— Start —

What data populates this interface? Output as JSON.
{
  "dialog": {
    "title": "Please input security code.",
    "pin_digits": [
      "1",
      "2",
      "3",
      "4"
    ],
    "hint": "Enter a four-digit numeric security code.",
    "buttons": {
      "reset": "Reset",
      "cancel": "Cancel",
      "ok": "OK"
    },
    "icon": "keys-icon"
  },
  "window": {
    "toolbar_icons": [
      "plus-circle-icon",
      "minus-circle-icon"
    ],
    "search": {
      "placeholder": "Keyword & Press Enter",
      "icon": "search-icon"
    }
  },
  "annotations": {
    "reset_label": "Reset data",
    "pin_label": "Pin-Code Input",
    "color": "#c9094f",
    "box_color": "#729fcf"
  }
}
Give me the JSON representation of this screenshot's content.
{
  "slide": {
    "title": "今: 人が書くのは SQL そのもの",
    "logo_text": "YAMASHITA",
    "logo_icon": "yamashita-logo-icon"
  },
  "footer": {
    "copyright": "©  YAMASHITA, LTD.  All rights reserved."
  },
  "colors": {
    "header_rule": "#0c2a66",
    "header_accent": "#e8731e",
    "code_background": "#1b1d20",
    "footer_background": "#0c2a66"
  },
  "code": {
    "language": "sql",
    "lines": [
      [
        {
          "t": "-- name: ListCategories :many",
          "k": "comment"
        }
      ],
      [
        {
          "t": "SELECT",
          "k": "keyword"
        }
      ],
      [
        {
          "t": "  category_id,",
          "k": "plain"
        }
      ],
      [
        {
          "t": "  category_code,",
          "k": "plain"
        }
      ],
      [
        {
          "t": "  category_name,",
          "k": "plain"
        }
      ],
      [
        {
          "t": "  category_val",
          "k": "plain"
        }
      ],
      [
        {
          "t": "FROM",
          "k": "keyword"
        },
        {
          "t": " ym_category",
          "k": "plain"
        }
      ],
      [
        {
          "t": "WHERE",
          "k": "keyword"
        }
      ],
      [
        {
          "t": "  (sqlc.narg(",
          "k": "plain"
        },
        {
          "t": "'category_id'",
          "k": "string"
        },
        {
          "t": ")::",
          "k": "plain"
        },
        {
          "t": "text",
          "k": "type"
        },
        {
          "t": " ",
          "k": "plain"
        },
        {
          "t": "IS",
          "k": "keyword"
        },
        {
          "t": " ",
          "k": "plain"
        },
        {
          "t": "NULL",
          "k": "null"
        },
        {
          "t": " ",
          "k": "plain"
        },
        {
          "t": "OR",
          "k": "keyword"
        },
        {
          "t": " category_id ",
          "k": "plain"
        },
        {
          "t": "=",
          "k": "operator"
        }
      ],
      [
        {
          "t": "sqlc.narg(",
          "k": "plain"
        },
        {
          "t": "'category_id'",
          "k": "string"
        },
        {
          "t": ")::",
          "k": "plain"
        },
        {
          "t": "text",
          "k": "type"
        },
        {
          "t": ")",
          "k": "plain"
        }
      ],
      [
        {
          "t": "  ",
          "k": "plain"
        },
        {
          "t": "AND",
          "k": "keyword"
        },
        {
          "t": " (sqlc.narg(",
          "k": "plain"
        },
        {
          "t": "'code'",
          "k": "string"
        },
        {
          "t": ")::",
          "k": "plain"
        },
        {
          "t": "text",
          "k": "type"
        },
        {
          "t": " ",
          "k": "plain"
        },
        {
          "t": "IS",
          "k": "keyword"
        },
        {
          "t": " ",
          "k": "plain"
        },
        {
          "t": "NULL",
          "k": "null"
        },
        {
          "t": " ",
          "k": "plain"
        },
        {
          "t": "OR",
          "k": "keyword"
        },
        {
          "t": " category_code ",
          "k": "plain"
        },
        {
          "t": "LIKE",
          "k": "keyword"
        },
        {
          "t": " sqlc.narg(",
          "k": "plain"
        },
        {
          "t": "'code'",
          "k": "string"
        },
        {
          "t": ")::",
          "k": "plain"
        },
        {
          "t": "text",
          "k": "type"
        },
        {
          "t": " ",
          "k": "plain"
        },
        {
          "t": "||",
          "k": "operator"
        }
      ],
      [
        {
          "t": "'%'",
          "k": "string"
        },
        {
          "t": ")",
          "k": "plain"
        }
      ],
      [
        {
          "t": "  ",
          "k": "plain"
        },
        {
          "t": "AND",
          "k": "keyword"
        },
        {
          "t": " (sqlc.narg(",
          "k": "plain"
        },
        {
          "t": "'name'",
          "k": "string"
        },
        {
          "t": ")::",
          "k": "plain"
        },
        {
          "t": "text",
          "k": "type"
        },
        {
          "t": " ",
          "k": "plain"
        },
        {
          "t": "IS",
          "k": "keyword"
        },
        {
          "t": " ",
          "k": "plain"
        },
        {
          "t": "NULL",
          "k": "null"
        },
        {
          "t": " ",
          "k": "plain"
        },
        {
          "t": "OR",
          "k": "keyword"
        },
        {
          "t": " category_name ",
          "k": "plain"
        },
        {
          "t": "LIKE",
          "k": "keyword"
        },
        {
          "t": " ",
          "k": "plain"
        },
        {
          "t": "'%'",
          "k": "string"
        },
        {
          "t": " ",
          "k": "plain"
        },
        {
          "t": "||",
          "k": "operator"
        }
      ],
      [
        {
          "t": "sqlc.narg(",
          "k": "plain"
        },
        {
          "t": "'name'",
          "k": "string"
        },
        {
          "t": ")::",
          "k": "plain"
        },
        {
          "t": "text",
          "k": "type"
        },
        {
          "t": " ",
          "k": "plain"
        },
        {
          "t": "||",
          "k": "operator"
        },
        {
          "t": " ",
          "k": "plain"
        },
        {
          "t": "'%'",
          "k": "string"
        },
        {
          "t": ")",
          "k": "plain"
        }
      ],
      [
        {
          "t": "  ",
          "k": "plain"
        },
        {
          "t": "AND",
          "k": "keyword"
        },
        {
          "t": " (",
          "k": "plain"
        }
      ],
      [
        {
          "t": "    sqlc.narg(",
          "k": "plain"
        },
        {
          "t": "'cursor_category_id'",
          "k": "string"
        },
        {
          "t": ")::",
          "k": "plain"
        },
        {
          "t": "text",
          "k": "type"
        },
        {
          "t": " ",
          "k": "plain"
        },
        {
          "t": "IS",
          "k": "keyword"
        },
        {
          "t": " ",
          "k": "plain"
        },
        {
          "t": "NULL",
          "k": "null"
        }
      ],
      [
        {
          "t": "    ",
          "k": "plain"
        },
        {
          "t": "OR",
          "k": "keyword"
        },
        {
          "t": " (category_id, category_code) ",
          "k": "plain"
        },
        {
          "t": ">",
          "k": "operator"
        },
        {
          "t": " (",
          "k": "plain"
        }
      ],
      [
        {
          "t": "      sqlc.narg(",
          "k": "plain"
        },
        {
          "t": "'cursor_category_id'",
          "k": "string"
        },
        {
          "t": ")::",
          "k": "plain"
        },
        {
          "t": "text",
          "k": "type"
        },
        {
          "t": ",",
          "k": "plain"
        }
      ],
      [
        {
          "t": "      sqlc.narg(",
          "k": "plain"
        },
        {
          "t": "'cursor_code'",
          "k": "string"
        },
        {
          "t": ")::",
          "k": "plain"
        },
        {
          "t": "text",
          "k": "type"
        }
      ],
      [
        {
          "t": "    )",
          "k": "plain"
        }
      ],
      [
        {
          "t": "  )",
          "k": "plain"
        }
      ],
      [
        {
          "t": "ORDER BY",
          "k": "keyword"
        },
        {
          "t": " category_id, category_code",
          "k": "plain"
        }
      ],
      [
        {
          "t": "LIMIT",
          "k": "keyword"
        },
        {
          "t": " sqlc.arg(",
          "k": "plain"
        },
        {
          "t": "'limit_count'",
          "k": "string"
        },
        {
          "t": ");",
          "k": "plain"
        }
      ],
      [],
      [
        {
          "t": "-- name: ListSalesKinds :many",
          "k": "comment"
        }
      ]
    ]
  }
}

— End —

▶ _What you should do_
Using the entries above, return each line in which the word "JSON" occurs.

▶ _Completed task_
What data populates this interface? Output as JSON.
Give me the JSON representation of this screenshot's content.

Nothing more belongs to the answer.